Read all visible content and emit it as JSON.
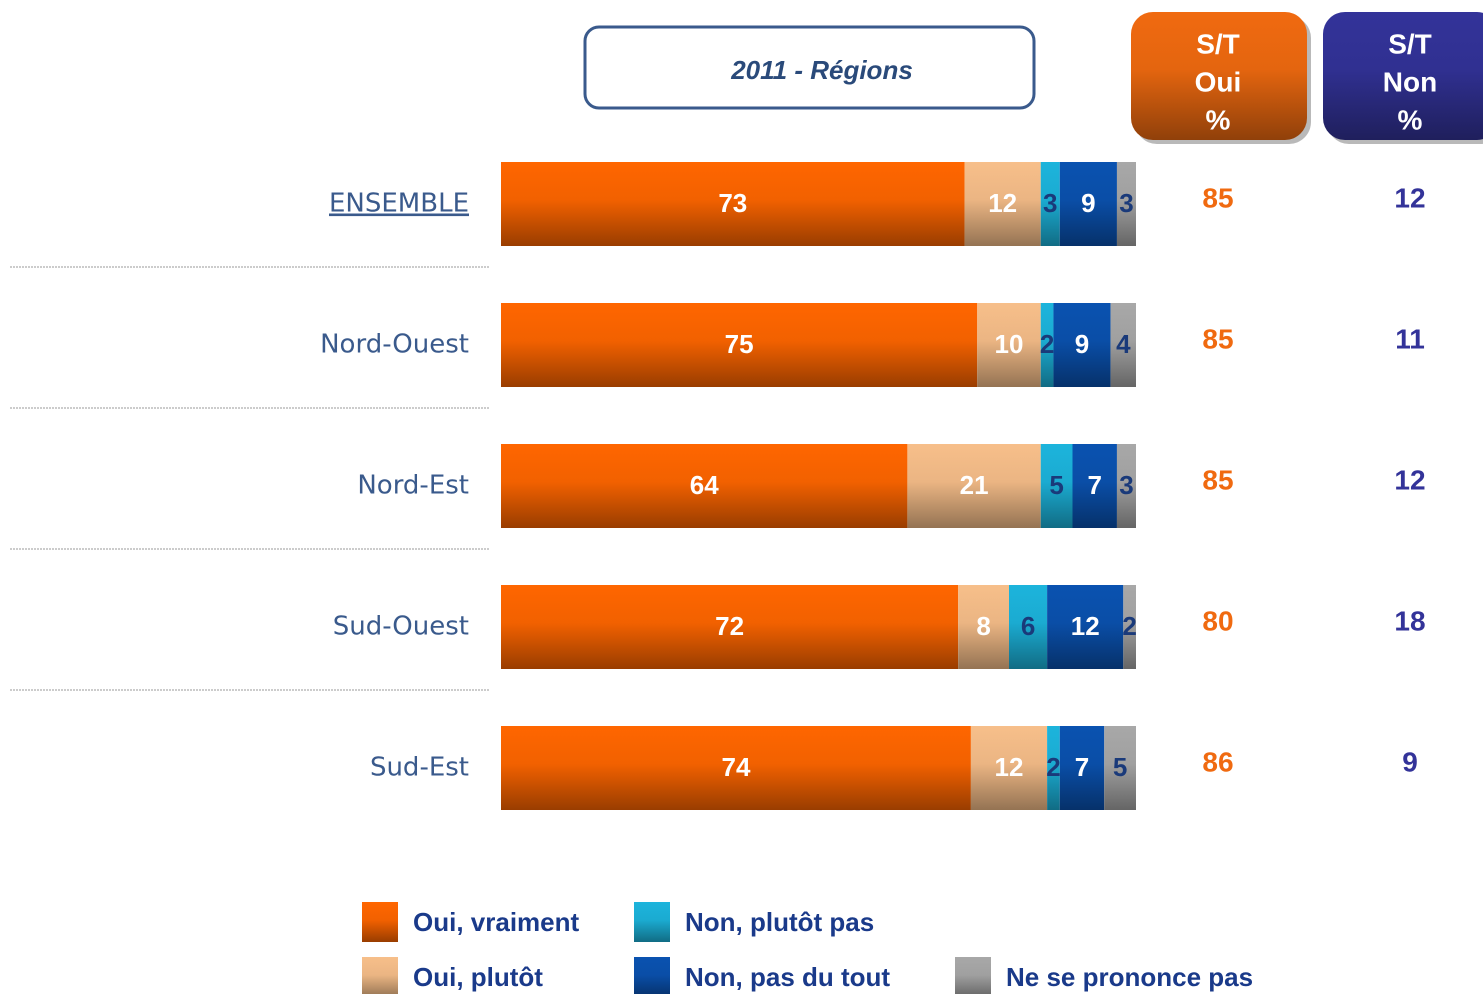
{
  "chart_data": {
    "type": "stacked-bar-horizontal",
    "subtitle": "2011 - Régions",
    "categories": [
      "ENSEMBLE",
      "Nord-Ouest",
      "Nord-Est",
      "Sud-Ouest",
      "Sud-Est"
    ],
    "xlim": [
      0,
      100
    ],
    "series": [
      {
        "name": "Oui, vraiment",
        "color": "#ff6600",
        "values": [
          73,
          75,
          64,
          72,
          74
        ]
      },
      {
        "name": "Oui, plutôt",
        "color": "#f7bf8a",
        "values": [
          12,
          10,
          21,
          8,
          12
        ]
      },
      {
        "name": "Non, plutôt pas",
        "color": "#1cb4dc",
        "values": [
          3,
          2,
          5,
          6,
          2
        ]
      },
      {
        "name": "Non, pas du tout",
        "color": "#0a52b0",
        "values": [
          9,
          9,
          7,
          12,
          7
        ]
      },
      {
        "name": "Ne se prononce pas",
        "color": "#a8a8a8",
        "values": [
          3,
          4,
          3,
          2,
          5
        ]
      }
    ],
    "columns": [
      {
        "header": [
          "S/T",
          "Oui",
          "%"
        ],
        "color": "#f06a10",
        "values": [
          85,
          85,
          85,
          80,
          86
        ]
      },
      {
        "header": [
          "S/T",
          "Non",
          "%"
        ],
        "color": "#333399",
        "values": [
          12,
          11,
          12,
          18,
          9
        ]
      }
    ]
  }
}
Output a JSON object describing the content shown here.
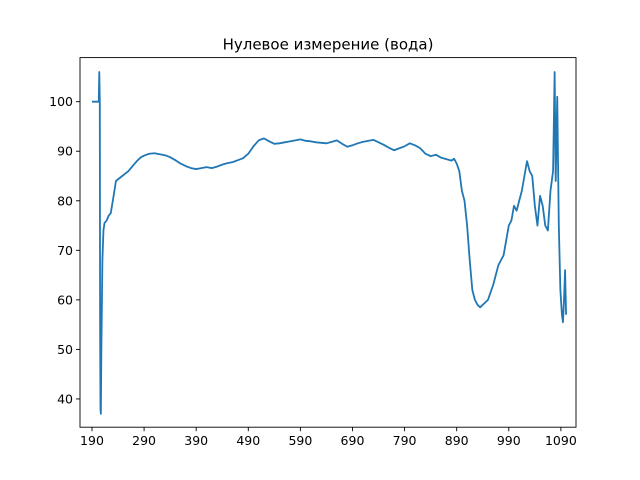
{
  "chart_data": {
    "type": "line",
    "title": "Нулевое измерение (вода)",
    "xlabel": "",
    "ylabel": "",
    "xlim": [
      167,
      1119
    ],
    "ylim": [
      34.3,
      108.9
    ],
    "xticks": [
      190,
      290,
      390,
      490,
      590,
      690,
      790,
      890,
      990,
      1090
    ],
    "yticks": [
      40,
      50,
      60,
      70,
      80,
      90,
      100
    ],
    "grid": false,
    "legend": "none",
    "colors": {
      "line": "#1f77b4",
      "axes": "#000000",
      "background": "#ffffff"
    },
    "series": [
      {
        "x": [
          190,
          203,
          204,
          205,
          205.6,
          206.3,
          207,
          208,
          210,
          212,
          214,
          218,
          222,
          226,
          230,
          236,
          242,
          248,
          254,
          260,
          268,
          276,
          284,
          292,
          300,
          310,
          320,
          330,
          340,
          350,
          360,
          370,
          380,
          390,
          400,
          410,
          420,
          430,
          440,
          450,
          460,
          470,
          480,
          490,
          500,
          510,
          520,
          530,
          540,
          550,
          560,
          570,
          580,
          590,
          600,
          610,
          620,
          630,
          640,
          650,
          660,
          670,
          680,
          690,
          700,
          710,
          720,
          730,
          740,
          750,
          760,
          770,
          780,
          790,
          800,
          810,
          820,
          830,
          840,
          850,
          860,
          870,
          880,
          885,
          890,
          895,
          900,
          905,
          910,
          915,
          920,
          925,
          930,
          935,
          940,
          945,
          950,
          955,
          960,
          965,
          970,
          975,
          980,
          985,
          990,
          995,
          1000,
          1005,
          1010,
          1015,
          1020,
          1025,
          1030,
          1035,
          1040,
          1045,
          1050,
          1055,
          1060,
          1065,
          1070,
          1075,
          1078,
          1080,
          1083,
          1086,
          1089,
          1092,
          1094,
          1096,
          1098,
          1100
        ],
        "y": [
          100,
          100,
          106,
          100,
          55,
          38,
          37,
          50,
          68,
          74,
          75.5,
          76,
          77,
          77.5,
          80,
          84,
          84.5,
          85,
          85.5,
          86,
          87,
          88,
          88.8,
          89.2,
          89.5,
          89.6,
          89.4,
          89.2,
          88.8,
          88.2,
          87.5,
          87,
          86.6,
          86.4,
          86.6,
          86.8,
          86.6,
          86.9,
          87.3,
          87.6,
          87.8,
          88.2,
          88.6,
          89.5,
          91,
          92.2,
          92.6,
          92,
          91.5,
          91.6,
          91.8,
          92,
          92.2,
          92.4,
          92.1,
          92,
          91.8,
          91.7,
          91.6,
          91.9,
          92.2,
          91.5,
          90.9,
          91.2,
          91.6,
          91.9,
          92.1,
          92.3,
          91.8,
          91.3,
          90.7,
          90.2,
          90.6,
          91,
          91.6,
          91.2,
          90.6,
          89.5,
          89,
          89.3,
          88.7,
          88.4,
          88.1,
          88.5,
          87.5,
          86,
          82,
          80,
          75,
          68,
          62,
          60,
          59,
          58.5,
          59,
          59.5,
          60,
          61.5,
          63,
          65,
          67,
          68,
          69,
          72,
          75,
          76,
          79,
          78,
          80,
          82,
          85,
          88,
          86,
          85,
          79,
          75,
          81,
          79,
          75,
          74,
          82,
          86,
          106,
          84,
          101,
          75,
          62,
          57,
          55.5,
          60,
          66,
          57
        ]
      }
    ]
  }
}
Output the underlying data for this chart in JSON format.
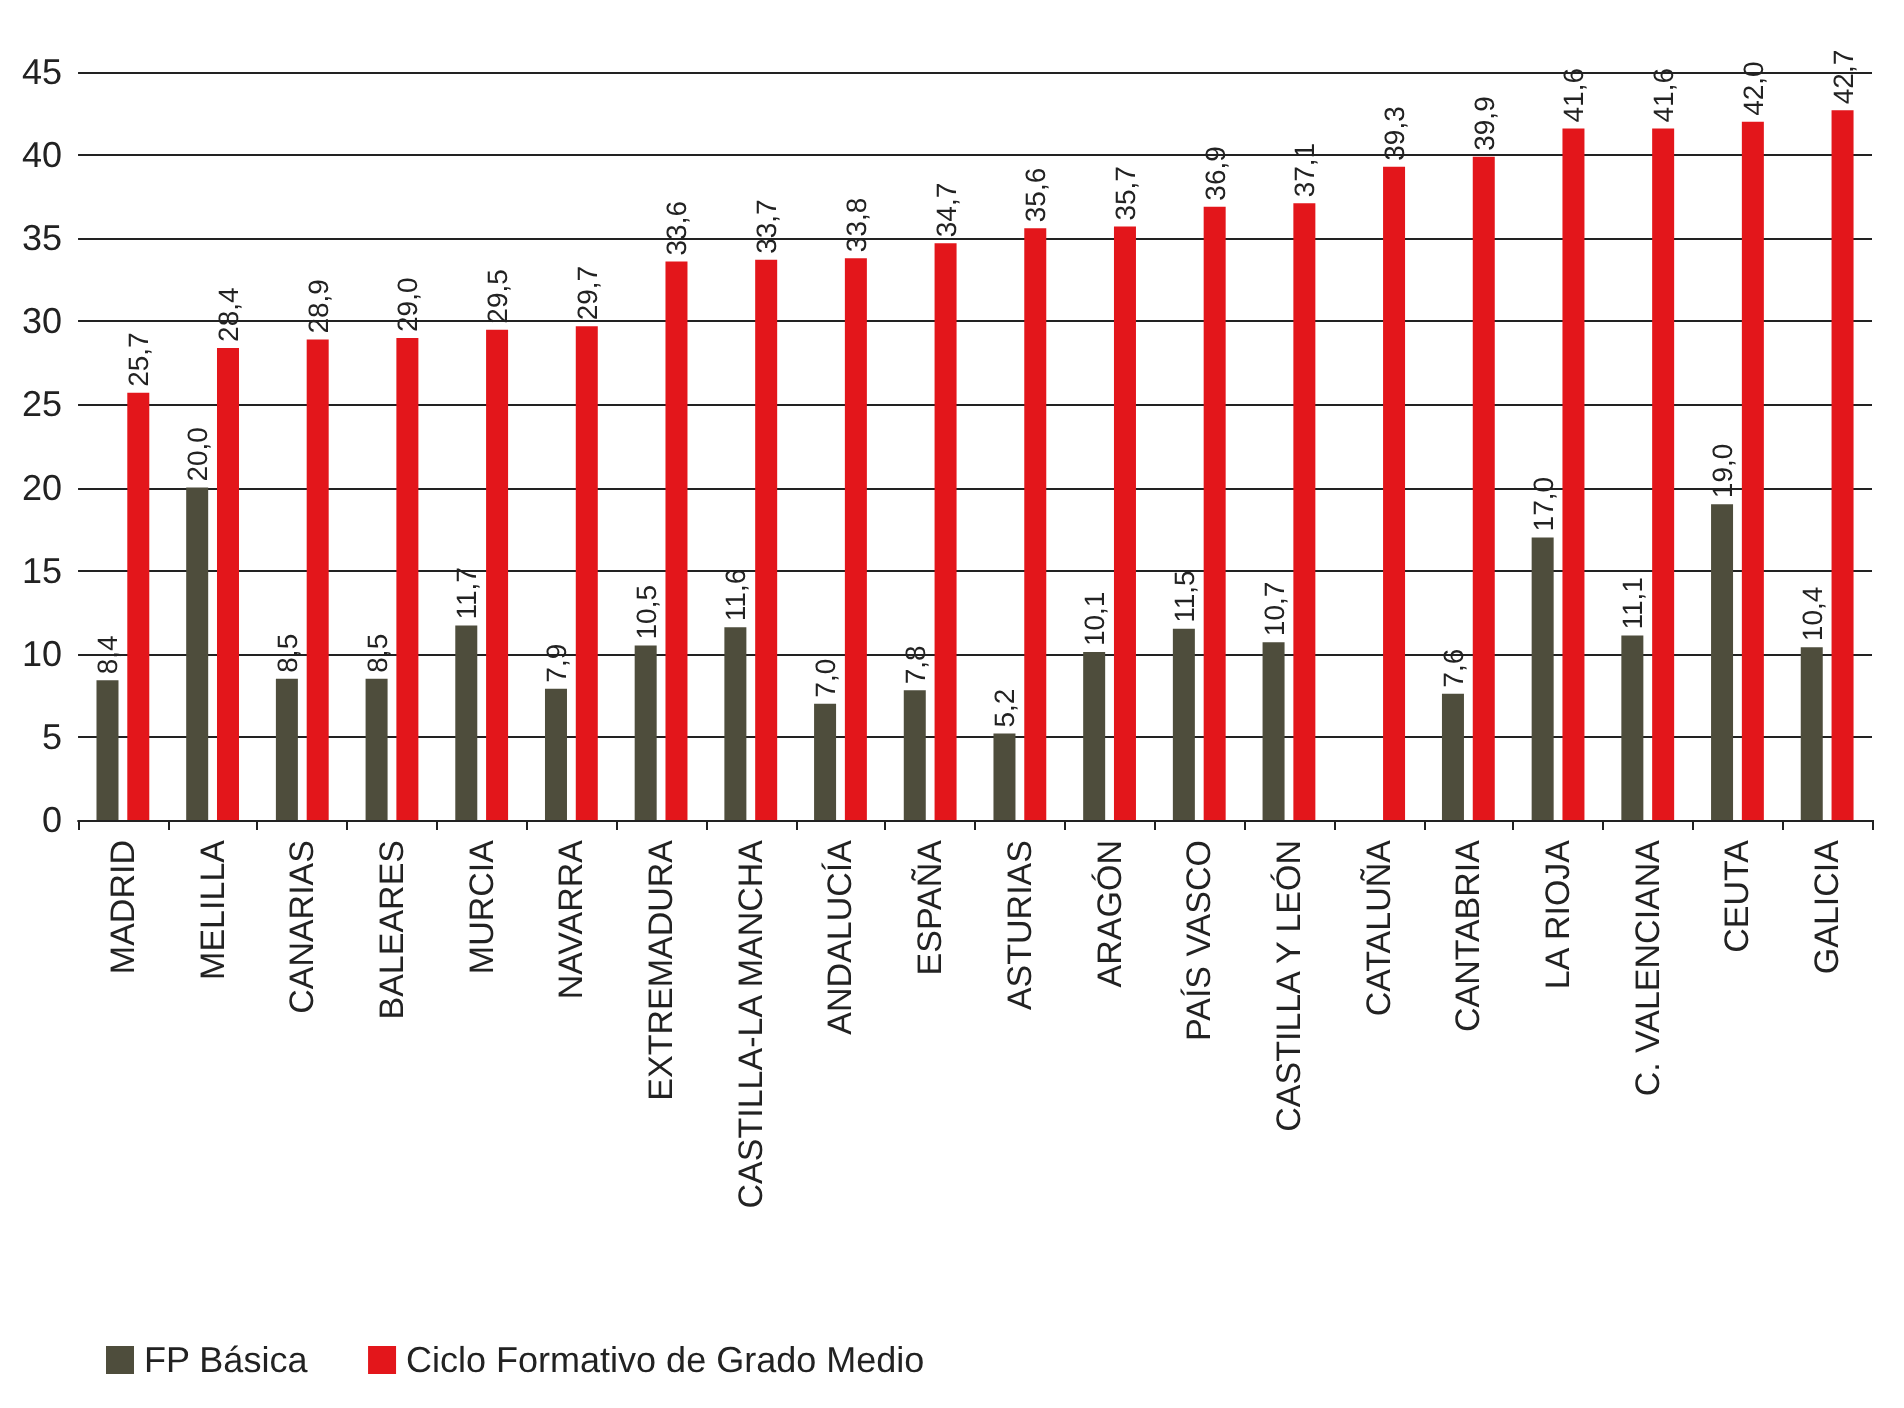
{
  "chart_data": {
    "type": "bar",
    "categories": [
      "MADRID",
      "MELILLA",
      "CANARIAS",
      "BALEARES",
      "MURCIA",
      "NAVARRA",
      "EXTREMADURA",
      "CASTILLA-LA MANCHA",
      "ANDALUCÍA",
      "ESPAÑA",
      "ASTURIAS",
      "ARAGÓN",
      "PAÍS VASCO",
      "CASTILLA Y LEÓN",
      "CATALUÑA",
      "CANTABRIA",
      "LA RIOJA",
      "C. VALENCIANA",
      "CEUTA",
      "GALICIA"
    ],
    "series": [
      {
        "name": "FP Básica",
        "color": "#4e4d3c",
        "values": [
          8.4,
          20.0,
          8.5,
          8.5,
          11.7,
          7.9,
          10.5,
          11.6,
          7.0,
          7.8,
          5.2,
          10.1,
          11.5,
          10.7,
          null,
          7.6,
          17.0,
          11.1,
          19.0,
          10.4
        ],
        "value_labels": [
          "8,4",
          "20,0",
          "8,5",
          "8,5",
          "11,7",
          "7,9",
          "10,5",
          "11,6",
          "7,0",
          "7,8",
          "5,2",
          "10,1",
          "11,5",
          "10,7",
          null,
          "7,6",
          "17,0",
          "11,1",
          "19,0",
          "10,4"
        ]
      },
      {
        "name": "Ciclo Formativo de Grado Medio",
        "color": "#e3161b",
        "values": [
          25.7,
          28.4,
          28.9,
          29.0,
          29.5,
          29.7,
          33.6,
          33.7,
          33.8,
          34.7,
          35.6,
          35.7,
          36.9,
          37.1,
          39.3,
          39.9,
          41.6,
          41.6,
          42.0,
          42.7
        ],
        "value_labels": [
          "25,7",
          "28,4",
          "28,9",
          "29,0",
          "29,5",
          "29,7",
          "33,6",
          "33,7",
          "33,8",
          "34,7",
          "35,6",
          "35,7",
          "36,9",
          "37,1",
          "39,3",
          "39,9",
          "41,6",
          "41,6",
          "42,0",
          "42,7"
        ]
      }
    ],
    "ylim": [
      0,
      45
    ],
    "yticks": [
      0,
      5,
      10,
      15,
      20,
      25,
      30,
      35,
      40,
      45
    ],
    "grid": "y",
    "legend": "bottom left"
  }
}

+ + + +

▶ TASK REQUIREMENTS: Search the listing above for the string "JSON". Copy every line that contains it.

▶ THE OUTPUT:
Read all visible content and emit it as JSON.
Output a JSON object describing the content shown here.
Output the underlying data for this chart in JSON format.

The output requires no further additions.